Set exercise: Images are not part of the copy; transcribe all the data exactly.

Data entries
* * *

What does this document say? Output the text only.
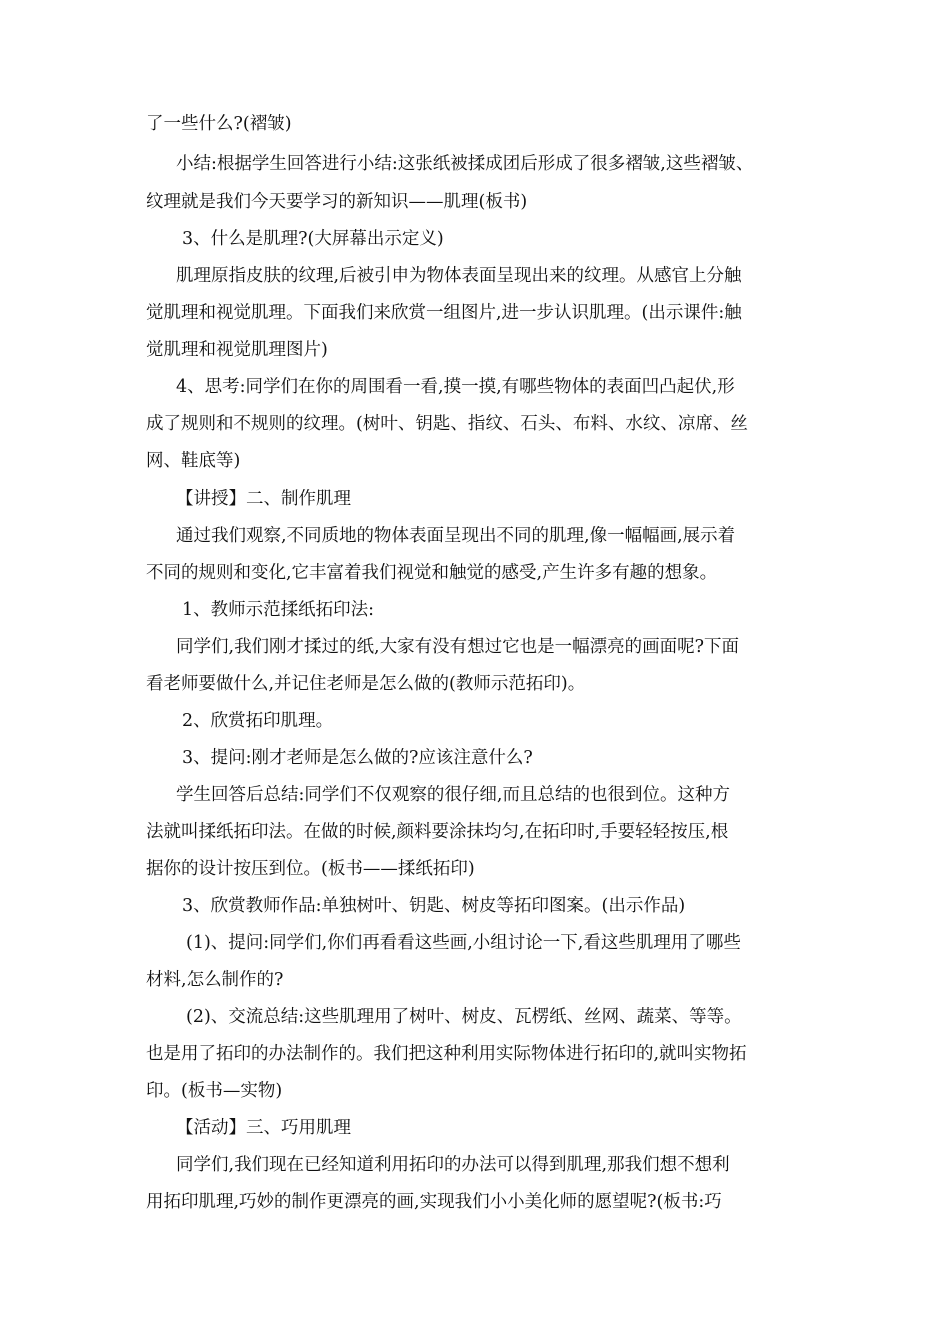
了一些什么?(褶皱)
小结:根据学生回答进行小结:这张纸被揉成团后形成了很多褶皱,这些褶皱、
纹理就是我们今天要学习的新知识——肌理(板书)
3、什么是肌理?(大屏幕出示定义)
肌理原指皮肤的纹理,后被引申为物体表面呈现出来的纹理。从感官上分触
觉肌理和视觉肌理。下面我们来欣赏一组图片,进一步认识肌理。(出示课件:触
觉肌理和视觉肌理图片)
4、思考:同学们在你的周围看一看,摸一摸,有哪些物体的表面凹凸起伏,形
成了规则和不规则的纹理。(树叶、钥匙、指纹、石头、布料、水纹、凉席、丝
网、鞋底等)
【讲授】二、制作肌理
通过我们观察,不同质地的物体表面呈现出不同的肌理,像一幅幅画,展示着
不同的规则和变化,它丰富着我们视觉和触觉的感受,产生许多有趣的想象。
1、教师示范揉纸拓印法:
同学们,我们刚才揉过的纸,大家有没有想过它也是一幅漂亮的画面呢?下面
看老师要做什么,并记住老师是怎么做的(教师示范拓印)。
2、欣赏拓印肌理。
3、提问:刚才老师是怎么做的?应该注意什么?
学生回答后总结:同学们不仅观察的很仔细,而且总结的也很到位。这种方
法就叫揉纸拓印法。在做的时候,颜料要涂抹均匀,在拓印时,手要轻轻按压,根
据你的设计按压到位。(板书——揉纸拓印)
3、欣赏教师作品:单独树叶、钥匙、树皮等拓印图案。(出示作品)
(1)、提问:同学们,你们再看看这些画,小组讨论一下,看这些肌理用了哪些
材料,怎么制作的?
(2)、交流总结:这些肌理用了树叶、树皮、瓦楞纸、丝网、蔬菜、等等。
也是用了拓印的办法制作的。我们把这种利用实际物体进行拓印的,就叫实物拓
印。(板书—实物)
【活动】三、巧用肌理
同学们,我们现在已经知道利用拓印的办法可以得到肌理,那我们想不想利
用拓印肌理,巧妙的制作更漂亮的画,实现我们小小美化师的愿望呢?(板书:巧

* * *

Task answer:
What does this document say? Output the text only.
了一些什么?(褶皱)
小结:根据学生回答进行小结:这张纸被揉成团后形成了很多褶皱,这些褶皱、
纹理就是我们今天要学习的新知识——肌理(板书)
3、什么是肌理?(大屏幕出示定义)
肌理原指皮肤的纹理,后被引申为物体表面呈现出来的纹理。从感官上分触
觉肌理和视觉肌理。下面我们来欣赏一组图片,进一步认识肌理。(出示课件:触
觉肌理和视觉肌理图片)
4、思考:同学们在你的周围看一看,摸一摸,有哪些物体的表面凹凸起伏,形
成了规则和不规则的纹理。(树叶、钥匙、指纹、石头、布料、水纹、凉席、丝
网、鞋底等)
【讲授】二、制作肌理
通过我们观察,不同质地的物体表面呈现出不同的肌理,像一幅幅画,展示着
不同的规则和变化,它丰富着我们视觉和触觉的感受,产生许多有趣的想象。
1、教师示范揉纸拓印法:
同学们,我们刚才揉过的纸,大家有没有想过它也是一幅漂亮的画面呢?下面
看老师要做什么,并记住老师是怎么做的(教师示范拓印)。
2、欣赏拓印肌理。
3、提问:刚才老师是怎么做的?应该注意什么?
学生回答后总结:同学们不仅观察的很仔细,而且总结的也很到位。这种方
法就叫揉纸拓印法。在做的时候,颜料要涂抹均匀,在拓印时,手要轻轻按压,根
据你的设计按压到位。(板书——揉纸拓印)
3、欣赏教师作品:单独树叶、钥匙、树皮等拓印图案。(出示作品)
(1)、提问:同学们,你们再看看这些画,小组讨论一下,看这些肌理用了哪些
材料,怎么制作的?
(2)、交流总结:这些肌理用了树叶、树皮、瓦楞纸、丝网、蔬菜、等等。
也是用了拓印的办法制作的。我们把这种利用实际物体进行拓印的,就叫实物拓
印。(板书—实物)
【活动】三、巧用肌理
同学们,我们现在已经知道利用拓印的办法可以得到肌理,那我们想不想利
用拓印肌理,巧妙的制作更漂亮的画,实现我们小小美化师的愿望呢?(板书:巧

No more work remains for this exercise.